GIVEN DATA
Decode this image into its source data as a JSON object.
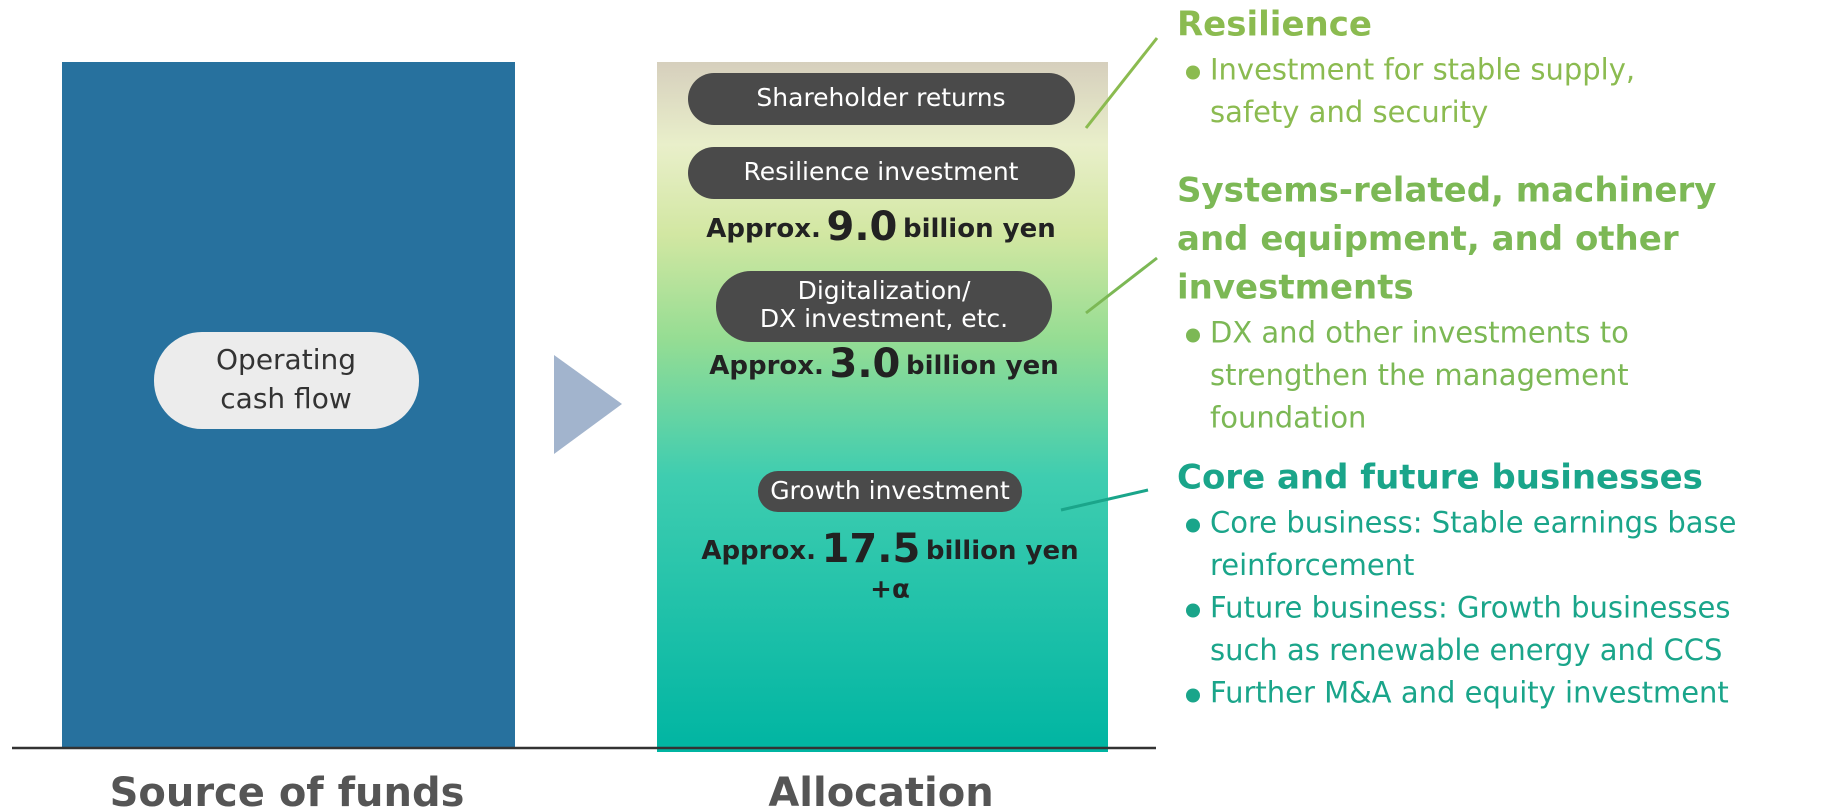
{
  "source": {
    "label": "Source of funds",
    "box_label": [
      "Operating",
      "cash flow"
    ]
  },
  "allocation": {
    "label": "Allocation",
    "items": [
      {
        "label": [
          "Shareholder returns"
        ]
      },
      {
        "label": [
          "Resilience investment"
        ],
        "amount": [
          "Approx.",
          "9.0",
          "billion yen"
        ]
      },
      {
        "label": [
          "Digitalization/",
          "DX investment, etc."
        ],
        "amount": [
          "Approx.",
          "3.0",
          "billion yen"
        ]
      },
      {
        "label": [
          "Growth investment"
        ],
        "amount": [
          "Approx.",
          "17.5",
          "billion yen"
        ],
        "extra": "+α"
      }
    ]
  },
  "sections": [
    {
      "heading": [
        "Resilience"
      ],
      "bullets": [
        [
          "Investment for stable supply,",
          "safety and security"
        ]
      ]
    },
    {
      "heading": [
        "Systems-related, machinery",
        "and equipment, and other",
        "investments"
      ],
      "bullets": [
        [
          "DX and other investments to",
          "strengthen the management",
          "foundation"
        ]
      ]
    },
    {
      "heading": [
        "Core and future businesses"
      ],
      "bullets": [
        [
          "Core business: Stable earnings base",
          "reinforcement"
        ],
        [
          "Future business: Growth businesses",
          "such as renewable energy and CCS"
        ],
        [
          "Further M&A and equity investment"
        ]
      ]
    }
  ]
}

==

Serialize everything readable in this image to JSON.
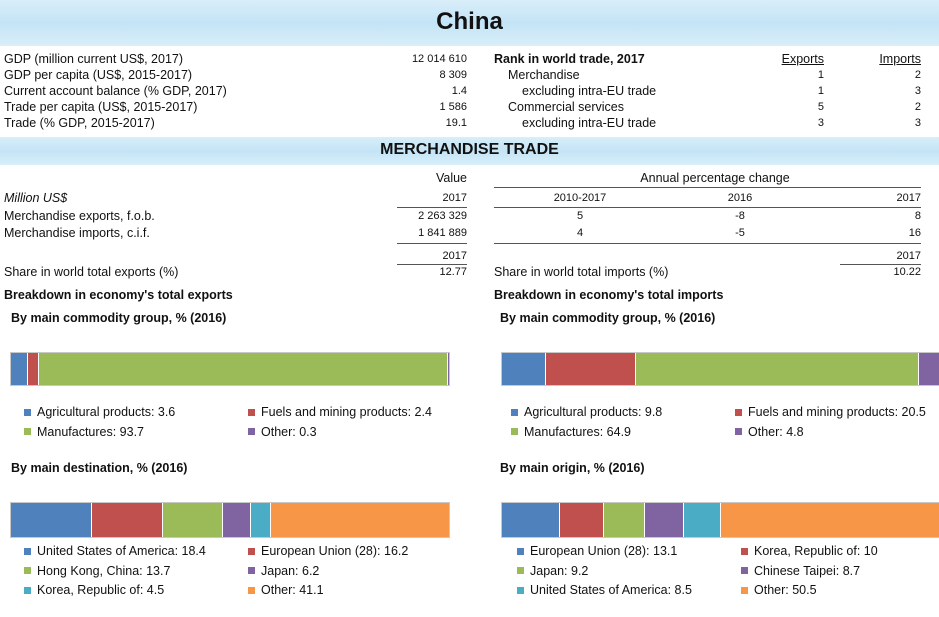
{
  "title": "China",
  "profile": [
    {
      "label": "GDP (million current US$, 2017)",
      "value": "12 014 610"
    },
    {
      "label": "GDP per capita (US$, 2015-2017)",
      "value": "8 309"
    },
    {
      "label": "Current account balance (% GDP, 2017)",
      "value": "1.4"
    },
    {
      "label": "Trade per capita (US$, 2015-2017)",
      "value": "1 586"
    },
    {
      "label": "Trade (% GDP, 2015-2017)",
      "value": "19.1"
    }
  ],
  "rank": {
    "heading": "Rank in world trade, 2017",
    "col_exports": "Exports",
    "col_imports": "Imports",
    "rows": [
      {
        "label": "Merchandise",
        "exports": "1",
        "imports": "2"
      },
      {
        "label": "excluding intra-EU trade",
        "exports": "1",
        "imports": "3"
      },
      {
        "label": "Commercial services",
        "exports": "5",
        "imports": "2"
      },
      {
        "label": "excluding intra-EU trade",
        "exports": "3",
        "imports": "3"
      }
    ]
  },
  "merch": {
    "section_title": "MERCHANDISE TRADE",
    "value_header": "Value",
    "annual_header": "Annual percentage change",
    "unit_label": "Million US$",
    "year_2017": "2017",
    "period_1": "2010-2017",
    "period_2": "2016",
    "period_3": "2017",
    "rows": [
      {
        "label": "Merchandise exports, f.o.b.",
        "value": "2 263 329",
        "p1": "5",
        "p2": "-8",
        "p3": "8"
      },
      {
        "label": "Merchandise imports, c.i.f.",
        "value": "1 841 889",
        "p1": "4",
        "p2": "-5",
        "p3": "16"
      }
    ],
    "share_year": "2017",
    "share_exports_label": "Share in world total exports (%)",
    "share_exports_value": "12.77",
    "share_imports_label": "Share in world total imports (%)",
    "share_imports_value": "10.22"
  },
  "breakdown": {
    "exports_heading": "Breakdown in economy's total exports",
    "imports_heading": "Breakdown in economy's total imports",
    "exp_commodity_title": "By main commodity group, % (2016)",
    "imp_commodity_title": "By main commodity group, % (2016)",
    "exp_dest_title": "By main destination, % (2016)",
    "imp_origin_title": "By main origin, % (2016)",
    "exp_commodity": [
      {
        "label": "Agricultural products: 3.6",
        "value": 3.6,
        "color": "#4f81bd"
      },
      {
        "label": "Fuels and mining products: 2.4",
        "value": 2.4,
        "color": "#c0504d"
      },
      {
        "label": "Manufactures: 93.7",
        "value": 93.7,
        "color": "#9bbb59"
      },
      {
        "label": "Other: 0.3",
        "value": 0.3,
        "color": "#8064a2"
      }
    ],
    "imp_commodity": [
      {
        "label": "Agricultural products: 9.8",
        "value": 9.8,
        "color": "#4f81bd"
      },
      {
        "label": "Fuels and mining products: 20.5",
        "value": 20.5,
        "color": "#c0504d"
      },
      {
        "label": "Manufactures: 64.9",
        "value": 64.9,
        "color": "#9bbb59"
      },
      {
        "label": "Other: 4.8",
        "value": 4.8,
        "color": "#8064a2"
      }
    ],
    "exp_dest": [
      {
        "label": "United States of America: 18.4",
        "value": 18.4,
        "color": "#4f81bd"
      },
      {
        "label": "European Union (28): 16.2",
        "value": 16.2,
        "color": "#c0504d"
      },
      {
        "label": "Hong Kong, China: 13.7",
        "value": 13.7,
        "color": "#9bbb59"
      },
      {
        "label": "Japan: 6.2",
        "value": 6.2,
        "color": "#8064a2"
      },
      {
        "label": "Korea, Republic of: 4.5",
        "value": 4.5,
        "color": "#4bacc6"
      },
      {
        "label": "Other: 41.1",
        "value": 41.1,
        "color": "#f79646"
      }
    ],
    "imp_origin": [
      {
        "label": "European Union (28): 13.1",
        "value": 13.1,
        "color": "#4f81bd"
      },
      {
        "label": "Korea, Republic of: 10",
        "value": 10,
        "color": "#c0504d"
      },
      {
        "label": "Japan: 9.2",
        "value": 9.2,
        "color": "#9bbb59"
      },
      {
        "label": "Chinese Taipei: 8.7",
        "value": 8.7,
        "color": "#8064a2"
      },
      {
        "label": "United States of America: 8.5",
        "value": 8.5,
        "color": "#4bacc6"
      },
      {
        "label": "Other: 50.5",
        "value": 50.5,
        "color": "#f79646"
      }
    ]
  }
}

==

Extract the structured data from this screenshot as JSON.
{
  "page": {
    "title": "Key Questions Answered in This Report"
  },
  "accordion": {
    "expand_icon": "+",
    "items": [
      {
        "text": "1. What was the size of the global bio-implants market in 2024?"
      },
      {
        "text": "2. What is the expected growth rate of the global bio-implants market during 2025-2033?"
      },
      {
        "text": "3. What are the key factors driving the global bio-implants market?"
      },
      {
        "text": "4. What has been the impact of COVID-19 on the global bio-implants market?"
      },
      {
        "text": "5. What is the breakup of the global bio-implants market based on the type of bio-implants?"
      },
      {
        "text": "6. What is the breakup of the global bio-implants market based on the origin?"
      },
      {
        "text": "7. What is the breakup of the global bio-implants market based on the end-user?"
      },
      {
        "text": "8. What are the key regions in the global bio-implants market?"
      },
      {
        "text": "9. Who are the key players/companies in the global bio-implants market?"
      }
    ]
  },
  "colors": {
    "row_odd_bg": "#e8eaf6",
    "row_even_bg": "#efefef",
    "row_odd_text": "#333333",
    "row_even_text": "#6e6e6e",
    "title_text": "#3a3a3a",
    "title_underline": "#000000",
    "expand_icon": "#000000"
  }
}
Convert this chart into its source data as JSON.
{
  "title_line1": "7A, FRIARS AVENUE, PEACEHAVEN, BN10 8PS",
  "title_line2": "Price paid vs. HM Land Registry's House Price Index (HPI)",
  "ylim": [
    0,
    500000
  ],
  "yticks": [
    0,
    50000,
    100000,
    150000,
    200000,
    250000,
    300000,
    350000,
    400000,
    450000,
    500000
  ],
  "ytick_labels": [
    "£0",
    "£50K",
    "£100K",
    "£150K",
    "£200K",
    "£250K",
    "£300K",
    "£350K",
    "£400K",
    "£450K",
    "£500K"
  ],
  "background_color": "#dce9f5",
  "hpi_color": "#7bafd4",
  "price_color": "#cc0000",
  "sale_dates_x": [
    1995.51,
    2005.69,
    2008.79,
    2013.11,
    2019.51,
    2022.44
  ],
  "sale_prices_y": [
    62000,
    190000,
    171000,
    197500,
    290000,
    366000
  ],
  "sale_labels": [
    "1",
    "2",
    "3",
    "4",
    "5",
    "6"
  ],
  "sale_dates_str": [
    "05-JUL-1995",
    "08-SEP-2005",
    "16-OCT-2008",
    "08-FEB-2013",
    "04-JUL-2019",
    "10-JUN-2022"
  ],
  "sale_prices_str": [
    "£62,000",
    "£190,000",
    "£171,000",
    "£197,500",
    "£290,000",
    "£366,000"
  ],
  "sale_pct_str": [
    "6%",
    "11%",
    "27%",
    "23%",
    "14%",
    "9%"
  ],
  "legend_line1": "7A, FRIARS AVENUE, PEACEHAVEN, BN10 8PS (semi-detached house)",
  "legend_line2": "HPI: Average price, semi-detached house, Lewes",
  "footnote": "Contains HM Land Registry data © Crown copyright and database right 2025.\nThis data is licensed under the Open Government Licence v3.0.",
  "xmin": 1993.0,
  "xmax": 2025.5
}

WHAT IS REQUIRED
Copy out every line in the listing where the word "Resilience" appears.

SOLVED PROBLEM
          "Resilience investment"
        "Resilience"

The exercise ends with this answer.